# Task brief
Extract every line of the listing that contains the word "vandal".

# Extracted entries
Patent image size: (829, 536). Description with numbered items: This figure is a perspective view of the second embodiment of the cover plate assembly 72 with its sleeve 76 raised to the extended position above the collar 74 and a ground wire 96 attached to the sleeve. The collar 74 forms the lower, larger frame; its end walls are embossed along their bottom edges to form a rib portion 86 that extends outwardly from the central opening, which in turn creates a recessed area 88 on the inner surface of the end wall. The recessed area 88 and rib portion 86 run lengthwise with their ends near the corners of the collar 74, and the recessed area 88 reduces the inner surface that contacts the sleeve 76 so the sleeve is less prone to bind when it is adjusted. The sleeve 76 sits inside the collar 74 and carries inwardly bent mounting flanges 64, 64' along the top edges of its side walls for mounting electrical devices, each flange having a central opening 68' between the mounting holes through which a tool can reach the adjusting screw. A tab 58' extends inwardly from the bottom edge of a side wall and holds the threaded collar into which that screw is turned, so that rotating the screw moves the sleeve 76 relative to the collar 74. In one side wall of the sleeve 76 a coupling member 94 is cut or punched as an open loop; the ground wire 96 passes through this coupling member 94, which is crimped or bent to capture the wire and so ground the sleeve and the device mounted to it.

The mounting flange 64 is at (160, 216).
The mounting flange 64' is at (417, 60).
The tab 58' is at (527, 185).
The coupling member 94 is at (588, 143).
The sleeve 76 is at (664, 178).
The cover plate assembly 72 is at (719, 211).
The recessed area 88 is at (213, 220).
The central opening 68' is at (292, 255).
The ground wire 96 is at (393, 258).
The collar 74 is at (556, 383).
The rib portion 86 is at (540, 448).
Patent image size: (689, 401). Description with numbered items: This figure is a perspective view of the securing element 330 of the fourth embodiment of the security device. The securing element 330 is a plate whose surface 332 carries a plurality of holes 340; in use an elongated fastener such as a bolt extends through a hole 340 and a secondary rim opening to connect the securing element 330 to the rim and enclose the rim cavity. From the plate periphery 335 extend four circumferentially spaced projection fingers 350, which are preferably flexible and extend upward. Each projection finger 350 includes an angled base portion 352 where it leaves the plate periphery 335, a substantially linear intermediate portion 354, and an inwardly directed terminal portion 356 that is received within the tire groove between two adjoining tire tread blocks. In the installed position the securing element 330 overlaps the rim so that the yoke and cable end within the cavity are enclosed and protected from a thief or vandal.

# Answer for this exercise
Patent image size: (689, 401). Description with numbered items: This figure is a perspective view of the securing element 330 of the fourth embodiment of the security device. The securing element 330 is a plate whose surface 332 carries a plurality of holes 340; in use an elongated fastener such as a bolt extends through a hole 340 and a secondary rim opening to connect the securing element 330 to the rim and enclose the rim cavity. From the plate periphery 335 extend four circumferentially spaced projection fingers 350, which are preferably flexible and extend upward. Each projection finger 350 includes an angled base portion 352 where it leaves the plate periphery 335, a substantially linear intermediate portion 354, and an inwardly directed terminal portion 356 that is received within the tire groove between two adjoining tire tread blocks. In the installed position the securing element 330 overlaps the rim so that the yoke and cable end within the cavity are enclosed and protected from a thief or vandal.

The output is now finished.